From the listing below, copy every line with the word "this".

_Task material_:
===

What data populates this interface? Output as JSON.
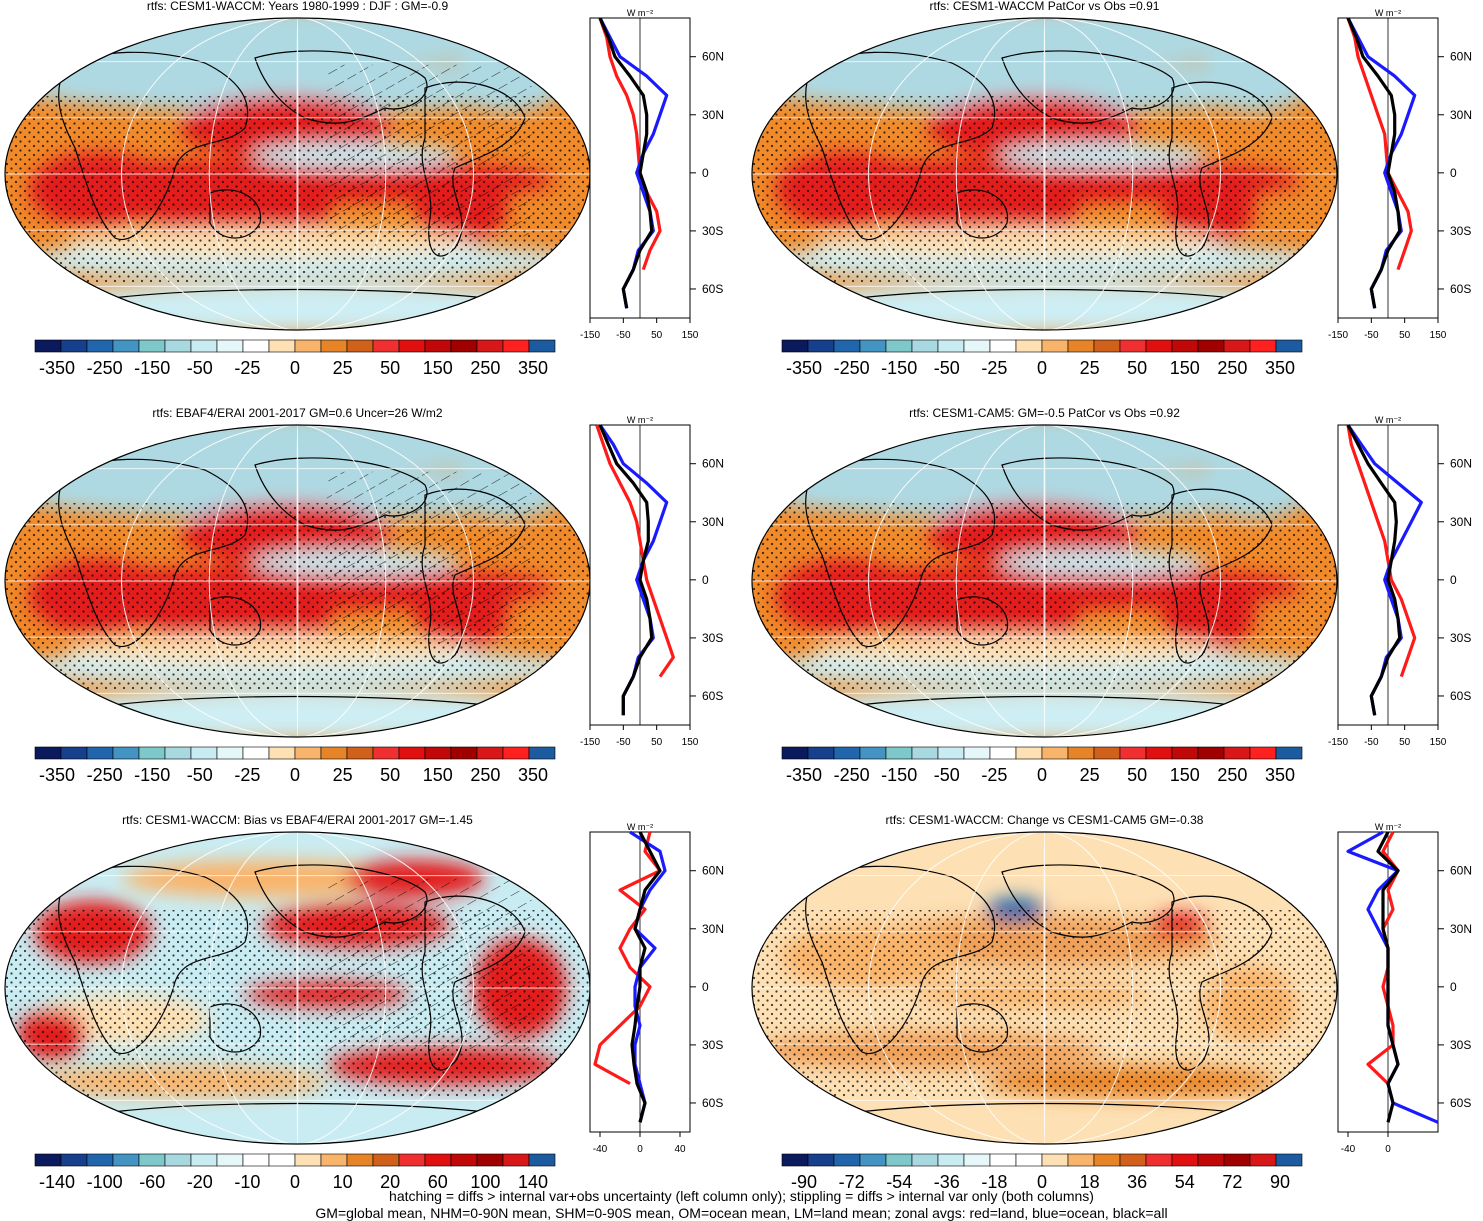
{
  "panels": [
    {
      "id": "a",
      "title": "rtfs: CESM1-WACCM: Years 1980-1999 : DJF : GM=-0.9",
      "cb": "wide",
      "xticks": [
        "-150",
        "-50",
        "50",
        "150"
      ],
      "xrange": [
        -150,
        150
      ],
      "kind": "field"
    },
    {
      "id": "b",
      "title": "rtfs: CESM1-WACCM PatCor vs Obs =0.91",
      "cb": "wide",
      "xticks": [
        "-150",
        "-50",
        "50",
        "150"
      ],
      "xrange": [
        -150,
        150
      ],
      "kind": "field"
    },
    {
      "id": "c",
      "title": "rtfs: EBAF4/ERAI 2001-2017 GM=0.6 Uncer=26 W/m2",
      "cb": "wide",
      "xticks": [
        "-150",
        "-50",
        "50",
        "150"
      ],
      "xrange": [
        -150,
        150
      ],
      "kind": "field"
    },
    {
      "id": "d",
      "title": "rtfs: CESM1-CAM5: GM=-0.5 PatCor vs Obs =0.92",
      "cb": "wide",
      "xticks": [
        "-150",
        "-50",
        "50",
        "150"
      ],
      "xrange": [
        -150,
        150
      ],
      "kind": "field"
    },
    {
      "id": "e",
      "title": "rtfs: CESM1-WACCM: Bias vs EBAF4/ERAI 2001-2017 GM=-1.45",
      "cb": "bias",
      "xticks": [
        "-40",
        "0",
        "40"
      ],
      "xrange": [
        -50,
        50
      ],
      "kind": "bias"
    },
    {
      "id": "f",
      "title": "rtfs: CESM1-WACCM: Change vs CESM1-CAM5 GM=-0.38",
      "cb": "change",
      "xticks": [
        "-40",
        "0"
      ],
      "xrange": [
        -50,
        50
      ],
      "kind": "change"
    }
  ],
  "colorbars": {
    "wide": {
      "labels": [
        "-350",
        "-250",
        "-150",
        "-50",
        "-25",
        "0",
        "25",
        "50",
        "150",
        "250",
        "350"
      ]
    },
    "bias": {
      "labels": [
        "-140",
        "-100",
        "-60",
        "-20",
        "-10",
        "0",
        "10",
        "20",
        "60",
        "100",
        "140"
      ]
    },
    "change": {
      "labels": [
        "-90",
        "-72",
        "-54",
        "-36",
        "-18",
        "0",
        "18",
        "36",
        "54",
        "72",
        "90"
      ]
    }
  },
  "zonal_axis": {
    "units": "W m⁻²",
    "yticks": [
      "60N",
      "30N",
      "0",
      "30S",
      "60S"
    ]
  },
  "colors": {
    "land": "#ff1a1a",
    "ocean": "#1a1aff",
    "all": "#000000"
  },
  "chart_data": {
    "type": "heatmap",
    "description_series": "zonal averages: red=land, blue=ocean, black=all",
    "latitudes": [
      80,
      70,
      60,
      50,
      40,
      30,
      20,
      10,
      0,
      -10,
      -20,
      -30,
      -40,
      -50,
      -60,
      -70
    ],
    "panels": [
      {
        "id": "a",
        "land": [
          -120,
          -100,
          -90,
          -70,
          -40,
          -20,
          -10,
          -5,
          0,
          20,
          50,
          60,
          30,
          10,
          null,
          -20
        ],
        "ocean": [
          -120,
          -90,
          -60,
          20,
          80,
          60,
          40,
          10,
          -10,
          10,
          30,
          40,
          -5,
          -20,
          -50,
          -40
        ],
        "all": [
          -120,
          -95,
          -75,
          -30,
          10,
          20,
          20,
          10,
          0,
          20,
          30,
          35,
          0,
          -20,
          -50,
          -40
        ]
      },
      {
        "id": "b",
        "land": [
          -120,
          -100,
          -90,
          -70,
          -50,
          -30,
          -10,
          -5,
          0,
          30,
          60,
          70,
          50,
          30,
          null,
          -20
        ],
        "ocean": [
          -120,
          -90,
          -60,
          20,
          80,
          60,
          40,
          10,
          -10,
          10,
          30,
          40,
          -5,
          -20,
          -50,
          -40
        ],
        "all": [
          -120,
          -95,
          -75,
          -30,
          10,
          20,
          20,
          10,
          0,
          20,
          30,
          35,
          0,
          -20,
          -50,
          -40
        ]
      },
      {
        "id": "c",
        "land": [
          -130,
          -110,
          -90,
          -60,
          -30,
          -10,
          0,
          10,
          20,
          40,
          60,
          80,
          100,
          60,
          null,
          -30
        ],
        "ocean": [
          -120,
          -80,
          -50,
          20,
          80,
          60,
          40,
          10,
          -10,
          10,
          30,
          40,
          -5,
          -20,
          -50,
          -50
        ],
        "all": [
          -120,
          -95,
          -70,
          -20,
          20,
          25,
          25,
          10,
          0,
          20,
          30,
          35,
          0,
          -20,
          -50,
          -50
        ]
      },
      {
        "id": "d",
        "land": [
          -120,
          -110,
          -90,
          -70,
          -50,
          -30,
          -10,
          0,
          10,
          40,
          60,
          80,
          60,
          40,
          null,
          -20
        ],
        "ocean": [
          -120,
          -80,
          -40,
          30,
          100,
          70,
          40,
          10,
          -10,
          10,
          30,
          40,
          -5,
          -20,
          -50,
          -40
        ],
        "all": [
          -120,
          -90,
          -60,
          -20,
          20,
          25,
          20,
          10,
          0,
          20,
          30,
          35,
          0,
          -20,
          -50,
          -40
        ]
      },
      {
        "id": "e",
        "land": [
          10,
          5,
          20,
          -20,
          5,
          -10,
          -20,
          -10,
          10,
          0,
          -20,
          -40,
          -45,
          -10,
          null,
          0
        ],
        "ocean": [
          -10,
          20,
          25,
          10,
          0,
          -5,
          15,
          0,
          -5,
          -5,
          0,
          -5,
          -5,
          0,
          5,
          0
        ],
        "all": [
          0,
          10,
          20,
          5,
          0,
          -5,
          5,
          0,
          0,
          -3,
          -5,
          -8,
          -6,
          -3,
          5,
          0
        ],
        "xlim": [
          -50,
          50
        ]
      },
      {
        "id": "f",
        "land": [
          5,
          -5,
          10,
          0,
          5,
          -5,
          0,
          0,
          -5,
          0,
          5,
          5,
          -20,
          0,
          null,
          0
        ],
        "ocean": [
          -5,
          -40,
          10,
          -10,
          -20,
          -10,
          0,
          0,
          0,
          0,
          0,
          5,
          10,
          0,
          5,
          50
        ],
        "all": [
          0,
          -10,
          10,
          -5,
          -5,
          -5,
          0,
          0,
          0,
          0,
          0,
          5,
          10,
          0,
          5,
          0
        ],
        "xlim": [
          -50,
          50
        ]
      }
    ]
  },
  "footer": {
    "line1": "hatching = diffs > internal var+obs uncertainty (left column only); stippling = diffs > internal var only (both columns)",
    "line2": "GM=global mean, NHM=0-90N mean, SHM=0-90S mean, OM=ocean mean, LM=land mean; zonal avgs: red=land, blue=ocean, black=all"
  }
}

===

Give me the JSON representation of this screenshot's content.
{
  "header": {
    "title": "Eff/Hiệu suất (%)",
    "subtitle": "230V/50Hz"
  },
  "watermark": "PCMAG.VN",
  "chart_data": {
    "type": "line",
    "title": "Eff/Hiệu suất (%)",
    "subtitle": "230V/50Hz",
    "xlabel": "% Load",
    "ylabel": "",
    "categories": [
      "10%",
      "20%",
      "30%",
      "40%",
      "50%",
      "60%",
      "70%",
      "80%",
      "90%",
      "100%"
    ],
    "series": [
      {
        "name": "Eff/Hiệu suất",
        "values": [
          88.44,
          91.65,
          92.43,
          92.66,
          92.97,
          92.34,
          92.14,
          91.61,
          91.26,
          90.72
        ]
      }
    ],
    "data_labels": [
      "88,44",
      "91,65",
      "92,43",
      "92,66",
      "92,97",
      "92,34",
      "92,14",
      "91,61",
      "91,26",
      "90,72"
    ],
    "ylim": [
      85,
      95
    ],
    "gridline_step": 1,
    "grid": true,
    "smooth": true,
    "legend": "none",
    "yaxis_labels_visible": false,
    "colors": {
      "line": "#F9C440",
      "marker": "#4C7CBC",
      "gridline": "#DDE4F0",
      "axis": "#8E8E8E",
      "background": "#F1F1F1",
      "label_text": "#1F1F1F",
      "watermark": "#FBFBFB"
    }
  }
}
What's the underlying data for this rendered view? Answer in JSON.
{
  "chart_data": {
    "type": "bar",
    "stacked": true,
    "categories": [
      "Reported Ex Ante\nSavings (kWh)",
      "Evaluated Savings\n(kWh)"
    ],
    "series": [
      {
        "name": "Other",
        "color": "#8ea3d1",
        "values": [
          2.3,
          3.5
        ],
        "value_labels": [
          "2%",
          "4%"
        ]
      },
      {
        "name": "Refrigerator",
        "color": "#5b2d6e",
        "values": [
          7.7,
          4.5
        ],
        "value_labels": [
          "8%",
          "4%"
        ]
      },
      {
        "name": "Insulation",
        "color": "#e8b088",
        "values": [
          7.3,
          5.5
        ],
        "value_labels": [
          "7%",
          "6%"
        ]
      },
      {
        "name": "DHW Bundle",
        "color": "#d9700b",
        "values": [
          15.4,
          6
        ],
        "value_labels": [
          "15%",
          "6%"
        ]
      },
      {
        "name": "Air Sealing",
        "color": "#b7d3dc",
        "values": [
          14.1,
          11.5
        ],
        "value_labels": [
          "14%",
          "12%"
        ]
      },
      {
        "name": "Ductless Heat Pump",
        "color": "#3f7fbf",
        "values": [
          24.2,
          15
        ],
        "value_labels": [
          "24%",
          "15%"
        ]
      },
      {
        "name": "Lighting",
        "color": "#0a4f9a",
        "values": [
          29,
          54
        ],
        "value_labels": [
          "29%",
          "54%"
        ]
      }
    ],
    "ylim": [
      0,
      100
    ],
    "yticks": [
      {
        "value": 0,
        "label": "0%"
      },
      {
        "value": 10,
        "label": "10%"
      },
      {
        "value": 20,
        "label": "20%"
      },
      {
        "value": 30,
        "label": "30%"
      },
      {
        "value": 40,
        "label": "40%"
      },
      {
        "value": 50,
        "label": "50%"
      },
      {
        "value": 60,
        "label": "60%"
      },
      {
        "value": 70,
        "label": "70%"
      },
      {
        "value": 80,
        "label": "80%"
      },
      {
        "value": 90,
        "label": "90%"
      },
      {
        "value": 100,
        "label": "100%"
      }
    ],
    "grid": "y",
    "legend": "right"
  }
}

===

_Answer in full_:
What data populates this interface? Output as JSON.
Give me the JSON representation of this screenshot's content.
What's the underlying data for this rendered view? Answer in JSON.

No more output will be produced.